--- START Data provided ---

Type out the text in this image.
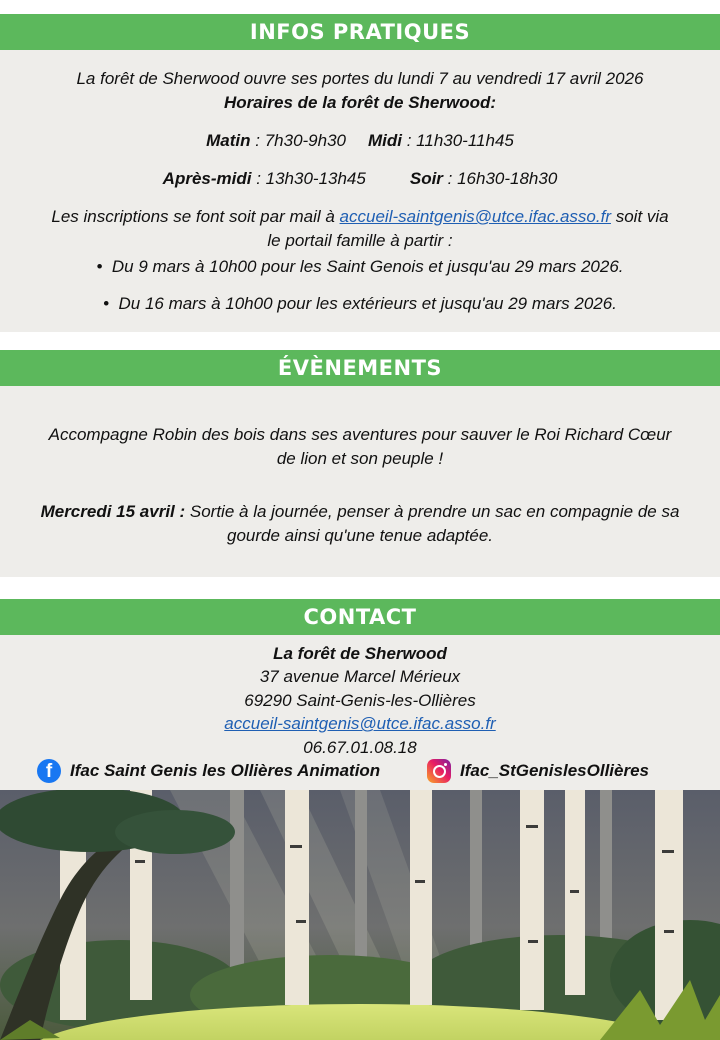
INFOS PRATIQUES
La forêt de Sherwood ouvre ses portes du lundi 7 au vendredi 17 avril 2026
Horaires de la forêt de Sherwood:
Matin : 7h30-9h30 Midi : 11h30-11h45
Après-midi : 13h30-13h45	Soir : 16h30-18h30
Les inscriptions se font soit par mail à accueil-saintgenis@utce.ifac.asso.fr soit via
le portail famille à partir :
•  Du 9 mars à 10h00 pour les Saint Genois et jusqu'au 29 mars 2026.
•  Du 16 mars à 10h00 pour les extérieurs et jusqu'au 29 mars 2026.
ÉVÈNEMENTS
Accompagne Robin des bois dans ses aventures pour sauver le Roi Richard Cœur
de lion et son peuple !
Mercredi 15 avril : Sortie à la journée, penser à prendre un sac en compagnie de sa
gourde ainsi qu'une tenue adaptée.
CONTACT
La forêt de Sherwood
37 avenue Marcel Mérieux
69290 Saint-Genis-les-Ollières
accueil-saintgenis@utce.ifac.asso.fr
06.67.01.08.18
f	Ifac Saint Genis les Ollières Animation	Ifac_StGenislesOllières
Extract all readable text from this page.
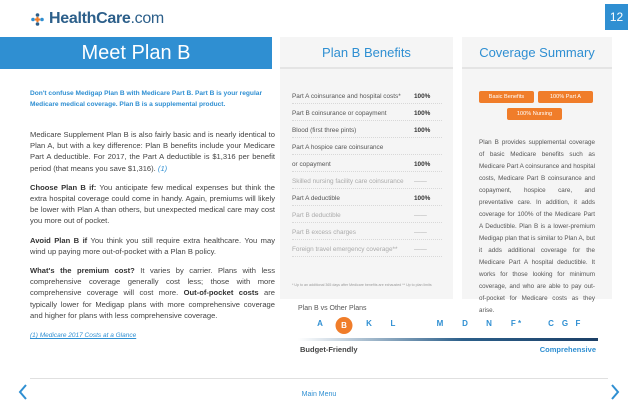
HealthCare.com	12
Meet Plan B
Don't confuse Medigap Plan B with Medicare Part B. Part B is your regular Medicare medical coverage. Plan B is a supplemental product.

Medicare Supplement Plan B is also fairly basic and is nearly identical to Plan A, but with a key difference: Plan B benefits include your Medicare Part A deductible. For 2017, the Part A deductible is $1,316 per benefit period (that means you save $1,316). (1)

Choose Plan B if: You anticipate few medical expenses but think the extra hospital coverage could come in handy. Again, premiums will likely be lower with Plan A than others, but unexpected medical care may cost you more out of pocket.

Avoid Plan B if You think you still require extra healthcare. You may wind up paying more out-of-pocket with a Plan B policy.

What's the premium cost? It varies by carrier. Plans with less comprehensive coverage generally cost less; those with more comprehensive coverage will cost more. Out-of-pocket costs are typically lower for Medigap plans with more comprehensive coverage and higher for plans with less comprehensive coverage.

(1) Medicare 2017 Costs at a Glance
Plan B Benefits
Part A coinsurance and hospital costs*	100%
Part B coinsurance or copayment	100%
Blood (first three pints)	100%
Part A hospice care coinsurance
or copayment	100%
Skilled nursing facility care coinsurance	——
Part A deductible	100%
Part B deductible	——
Part B excess charges	——
Foreign travel emergency coverage**	——
* Up to an additional 365 days after Medicare benefits are exhausted ** Up to plan limits
Coverage Summary
Basic Benefits	100% Part A
100% Nursing
Plan B provides supplemental coverage of basic Medicare benefits such as Medicare Part A coinsurance and hospital costs, Medicare Part B coinsurance and copayment, hospice care, and preventative care. In addition, it adds coverage for 100% of the Medicare Part A Deductible. Plan B is a lower-premium Medigap plan that is similar to Plan A, but it adds additional coverage for the Medicare Part A hospital deductible. It works for those looking for minimum coverage, and who are able to pay out-of-pocket for Medicare costs as they arise.
Plan B vs Other Plans
A	B	K L	M D N F *	C G F
Budget-Friendly	Comprehensive
Main Menu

--- END Data provided ---

→ What needs to be done
Select from the material above each line in which the string "mars" appears, and list those lines.

→ Exercise result
•  Du 9 mars à 10h00 pour les Saint Genois et jusqu'au 29 mars 2026.
•  Du 16 mars à 10h00 pour les extérieurs et jusqu'au 29 mars 2026.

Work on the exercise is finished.